Figure record listings

※

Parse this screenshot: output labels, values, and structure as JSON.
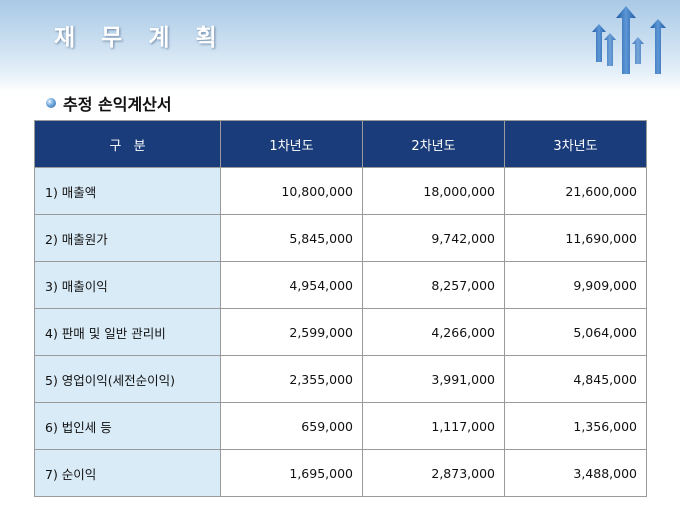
{
  "slide": {
    "title": "재 무 계 획"
  },
  "section": {
    "title": "추정 손익계산서"
  },
  "colors": {
    "header_bg": "#1a3c7a",
    "label_bg": "#d9ebf7",
    "title_band": "#aac9e6",
    "arrow_color": "#2f6bb3"
  },
  "icons": [
    "rising-arrows-icon",
    "bullet-dot-icon"
  ],
  "table": {
    "headers": [
      "구   분",
      "1차년도",
      "2차년도",
      "3차년도"
    ],
    "rows": [
      {
        "label": "1) 매출액",
        "values": [
          "10,800,000",
          "18,000,000",
          "21,600,000"
        ]
      },
      {
        "label": "2) 매출원가",
        "values": [
          "5,845,000",
          "9,742,000",
          "11,690,000"
        ]
      },
      {
        "label": "3) 매출이익",
        "values": [
          "4,954,000",
          "8,257,000",
          "9,909,000"
        ]
      },
      {
        "label": "4) 판매 및 일반 관리비",
        "values": [
          "2,599,000",
          "4,266,000",
          "5,064,000"
        ]
      },
      {
        "label": "5) 영업이익(세전순이익)",
        "values": [
          "2,355,000",
          "3,991,000",
          "4,845,000"
        ]
      },
      {
        "label": "6) 법인세 등",
        "values": [
          "659,000",
          "1,117,000",
          "1,356,000"
        ]
      },
      {
        "label": "7) 순이익",
        "values": [
          "1,695,000",
          "2,873,000",
          "3,488,000"
        ]
      }
    ]
  }
}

※

| Task description |
Without the pictures, write out every entry precisely as it appears.

| Answer |
Parse this screenshot: output labels, values, and structure as JSON.
{
  "slide": {
    "title": "재 무 계 획"
  },
  "section": {
    "title": "추정 손익계산서"
  },
  "colors": {
    "header_bg": "#1a3c7a",
    "label_bg": "#d9ebf7",
    "title_band": "#aac9e6",
    "arrow_color": "#2f6bb3"
  },
  "icons": [
    "rising-arrows-icon",
    "bullet-dot-icon"
  ],
  "table": {
    "headers": [
      "구   분",
      "1차년도",
      "2차년도",
      "3차년도"
    ],
    "rows": [
      {
        "label": "1) 매출액",
        "values": [
          "10,800,000",
          "18,000,000",
          "21,600,000"
        ]
      },
      {
        "label": "2) 매출원가",
        "values": [
          "5,845,000",
          "9,742,000",
          "11,690,000"
        ]
      },
      {
        "label": "3) 매출이익",
        "values": [
          "4,954,000",
          "8,257,000",
          "9,909,000"
        ]
      },
      {
        "label": "4) 판매 및 일반 관리비",
        "values": [
          "2,599,000",
          "4,266,000",
          "5,064,000"
        ]
      },
      {
        "label": "5) 영업이익(세전순이익)",
        "values": [
          "2,355,000",
          "3,991,000",
          "4,845,000"
        ]
      },
      {
        "label": "6) 법인세 등",
        "values": [
          "659,000",
          "1,117,000",
          "1,356,000"
        ]
      },
      {
        "label": "7) 순이익",
        "values": [
          "1,695,000",
          "2,873,000",
          "3,488,000"
        ]
      }
    ]
  }
}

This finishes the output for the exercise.